# AIM OF THE TASK
Copy every one of the records below line for line, without changing a single character.

** Start DATA LISTING **

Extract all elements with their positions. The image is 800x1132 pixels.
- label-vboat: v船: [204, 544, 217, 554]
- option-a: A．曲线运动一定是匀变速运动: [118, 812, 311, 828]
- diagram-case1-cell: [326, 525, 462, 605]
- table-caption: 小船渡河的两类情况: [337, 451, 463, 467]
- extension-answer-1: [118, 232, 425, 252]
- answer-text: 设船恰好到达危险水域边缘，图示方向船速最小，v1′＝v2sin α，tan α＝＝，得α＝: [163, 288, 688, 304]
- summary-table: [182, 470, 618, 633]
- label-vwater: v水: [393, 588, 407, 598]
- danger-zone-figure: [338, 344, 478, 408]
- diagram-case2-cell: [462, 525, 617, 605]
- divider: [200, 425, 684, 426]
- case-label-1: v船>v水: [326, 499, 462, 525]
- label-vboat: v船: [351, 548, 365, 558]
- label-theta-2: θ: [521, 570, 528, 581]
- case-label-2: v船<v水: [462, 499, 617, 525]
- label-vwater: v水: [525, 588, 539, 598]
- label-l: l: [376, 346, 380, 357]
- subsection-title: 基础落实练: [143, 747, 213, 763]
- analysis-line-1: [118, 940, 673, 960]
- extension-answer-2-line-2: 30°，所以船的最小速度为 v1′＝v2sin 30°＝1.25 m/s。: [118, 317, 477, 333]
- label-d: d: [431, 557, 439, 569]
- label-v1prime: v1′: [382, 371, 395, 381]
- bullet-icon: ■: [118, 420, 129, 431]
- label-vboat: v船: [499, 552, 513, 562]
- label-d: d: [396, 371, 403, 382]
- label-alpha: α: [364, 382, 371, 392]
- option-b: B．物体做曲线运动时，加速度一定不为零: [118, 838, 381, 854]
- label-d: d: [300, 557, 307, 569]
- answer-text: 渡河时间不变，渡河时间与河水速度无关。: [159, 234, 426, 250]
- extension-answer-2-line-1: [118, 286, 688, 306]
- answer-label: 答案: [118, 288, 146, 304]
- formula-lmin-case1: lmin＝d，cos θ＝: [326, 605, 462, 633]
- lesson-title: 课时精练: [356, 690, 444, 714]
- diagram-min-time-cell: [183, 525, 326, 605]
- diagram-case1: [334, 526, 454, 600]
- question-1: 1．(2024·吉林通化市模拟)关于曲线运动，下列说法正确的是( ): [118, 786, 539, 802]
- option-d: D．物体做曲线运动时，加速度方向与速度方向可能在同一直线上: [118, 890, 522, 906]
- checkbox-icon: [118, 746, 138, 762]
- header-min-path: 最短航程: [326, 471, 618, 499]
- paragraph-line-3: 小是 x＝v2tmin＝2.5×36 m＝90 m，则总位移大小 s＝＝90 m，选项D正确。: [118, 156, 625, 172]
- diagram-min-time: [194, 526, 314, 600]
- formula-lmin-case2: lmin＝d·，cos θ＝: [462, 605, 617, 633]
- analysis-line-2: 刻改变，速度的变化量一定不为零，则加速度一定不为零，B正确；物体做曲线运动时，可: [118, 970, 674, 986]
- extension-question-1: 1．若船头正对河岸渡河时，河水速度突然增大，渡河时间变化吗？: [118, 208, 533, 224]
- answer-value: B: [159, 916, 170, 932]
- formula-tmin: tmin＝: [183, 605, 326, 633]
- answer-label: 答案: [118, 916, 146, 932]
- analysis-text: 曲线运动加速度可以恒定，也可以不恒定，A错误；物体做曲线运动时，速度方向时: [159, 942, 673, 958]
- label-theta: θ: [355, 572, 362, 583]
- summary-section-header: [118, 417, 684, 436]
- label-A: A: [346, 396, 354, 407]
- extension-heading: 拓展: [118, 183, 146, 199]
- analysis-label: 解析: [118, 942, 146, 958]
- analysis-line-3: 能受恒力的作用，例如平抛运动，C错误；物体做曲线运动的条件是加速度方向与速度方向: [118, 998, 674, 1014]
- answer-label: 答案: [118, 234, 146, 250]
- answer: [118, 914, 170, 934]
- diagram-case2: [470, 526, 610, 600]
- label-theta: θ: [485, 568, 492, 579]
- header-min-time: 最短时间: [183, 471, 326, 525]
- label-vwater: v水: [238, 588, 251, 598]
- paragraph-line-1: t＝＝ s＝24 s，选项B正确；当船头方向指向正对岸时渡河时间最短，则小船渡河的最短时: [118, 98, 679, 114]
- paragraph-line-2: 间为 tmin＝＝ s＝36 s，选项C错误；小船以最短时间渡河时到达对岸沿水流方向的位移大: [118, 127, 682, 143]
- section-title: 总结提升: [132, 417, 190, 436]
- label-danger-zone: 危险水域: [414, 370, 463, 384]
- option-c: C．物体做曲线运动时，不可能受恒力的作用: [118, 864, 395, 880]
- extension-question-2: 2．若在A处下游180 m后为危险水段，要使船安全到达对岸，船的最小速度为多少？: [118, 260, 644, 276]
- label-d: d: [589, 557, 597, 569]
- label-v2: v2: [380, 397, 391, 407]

** End DATA LISTING **

# RESULT FOR THIS TASK
Extract all elements with their positions. The image is 800x1132 pixels.
- label-vboat: v船: [204, 544, 217, 554]
- option-a: A．曲线运动一定是匀变速运动: [118, 812, 311, 828]
- diagram-case1-cell: [326, 525, 462, 605]
- table-caption: 小船渡河的两类情况: [337, 451, 463, 467]
- extension-answer-1: [118, 232, 425, 252]
- answer-text: 设船恰好到达危险水域边缘，图示方向船速最小，v1′＝v2sin α，tan α＝＝，得α＝: [163, 288, 688, 304]
- summary-table: [182, 470, 618, 633]
- label-vwater: v水: [393, 588, 407, 598]
- danger-zone-figure: [338, 344, 478, 408]
- diagram-case2-cell: [462, 525, 617, 605]
- divider: [200, 425, 684, 426]
- case-label-1: v船>v水: [326, 499, 462, 525]
- label-vboat: v船: [351, 548, 365, 558]
- label-theta-2: θ: [521, 570, 528, 581]
- case-label-2: v船<v水: [462, 499, 617, 525]
- label-vwater: v水: [525, 588, 539, 598]
- label-l: l: [376, 346, 380, 357]
- subsection-title: 基础落实练: [143, 747, 213, 763]
- analysis-line-1: [118, 940, 673, 960]
- extension-answer-2-line-2: 30°，所以船的最小速度为 v1′＝v2sin 30°＝1.25 m/s。: [118, 317, 477, 333]
- label-d: d: [431, 557, 439, 569]
- label-v1prime: v1′: [382, 371, 395, 381]
- bullet-icon: ■: [118, 420, 129, 431]
- label-vboat: v船: [499, 552, 513, 562]
- label-d: d: [396, 371, 403, 382]
- label-alpha: α: [364, 382, 371, 392]
- option-b: B．物体做曲线运动时，加速度一定不为零: [118, 838, 381, 854]
- label-d: d: [300, 557, 307, 569]
- answer-text: 渡河时间不变，渡河时间与河水速度无关。: [159, 234, 426, 250]
- extension-answer-2-line-1: [118, 286, 688, 306]
- answer-label: 答案: [118, 288, 146, 304]
- formula-lmin-case1: lmin＝d，cos θ＝: [326, 605, 462, 633]
- lesson-title: 课时精练: [356, 690, 444, 714]
- diagram-min-time-cell: [183, 525, 326, 605]
- diagram-case1: [334, 526, 454, 600]
- question-1: 1．(2024·吉林通化市模拟)关于曲线运动，下列说法正确的是( ): [118, 786, 539, 802]
- option-d: D．物体做曲线运动时，加速度方向与速度方向可能在同一直线上: [118, 890, 522, 906]
- checkbox-icon: [118, 746, 138, 762]
- header-min-path: 最短航程: [326, 471, 618, 499]
- paragraph-line-3: 小是 x＝v2tmin＝2.5×36 m＝90 m，则总位移大小 s＝＝90 m，选项D正确。: [118, 156, 625, 172]
- diagram-min-time: [194, 526, 314, 600]
- formula-lmin-case2: lmin＝d·，cos θ＝: [462, 605, 617, 633]
- analysis-line-2: 刻改变，速度的变化量一定不为零，则加速度一定不为零，B正确；物体做曲线运动时，可: [118, 970, 674, 986]
- extension-question-1: 1．若船头正对河岸渡河时，河水速度突然增大，渡河时间变化吗？: [118, 208, 533, 224]
- answer-value: B: [159, 916, 170, 932]
- formula-tmin: tmin＝: [183, 605, 326, 633]
- answer-label: 答案: [118, 916, 146, 932]
- analysis-text: 曲线运动加速度可以恒定，也可以不恒定，A错误；物体做曲线运动时，速度方向时: [159, 942, 673, 958]
- label-theta: θ: [355, 572, 362, 583]
- summary-section-header: [118, 417, 684, 436]
- label-A: A: [346, 396, 354, 407]
- extension-heading: 拓展: [118, 183, 146, 199]
- analysis-label: 解析: [118, 942, 146, 958]
- analysis-line-3: 能受恒力的作用，例如平抛运动，C错误；物体做曲线运动的条件是加速度方向与速度方向: [118, 998, 674, 1014]
- answer-label: 答案: [118, 234, 146, 250]
- answer: [118, 914, 170, 934]
- diagram-case2: [470, 526, 610, 600]
- label-theta: θ: [485, 568, 492, 579]
- header-min-time: 最短时间: [183, 471, 326, 525]
- label-vwater: v水: [238, 588, 251, 598]
- paragraph-line-1: t＝＝ s＝24 s，选项B正确；当船头方向指向正对岸时渡河时间最短，则小船渡河的最短时: [118, 98, 679, 114]
- paragraph-line-2: 间为 tmin＝＝ s＝36 s，选项C错误；小船以最短时间渡河时到达对岸沿水流方向的位移大: [118, 127, 682, 143]
- section-title: 总结提升: [132, 417, 190, 436]
- label-danger-zone: 危险水域: [414, 370, 463, 384]
- option-c: C．物体做曲线运动时，不可能受恒力的作用: [118, 864, 395, 880]
- extension-question-2: 2．若在A处下游180 m后为危险水段，要使船安全到达对岸，船的最小速度为多少？: [118, 260, 644, 276]
- label-d: d: [589, 557, 597, 569]
- label-v2: v2: [380, 397, 391, 407]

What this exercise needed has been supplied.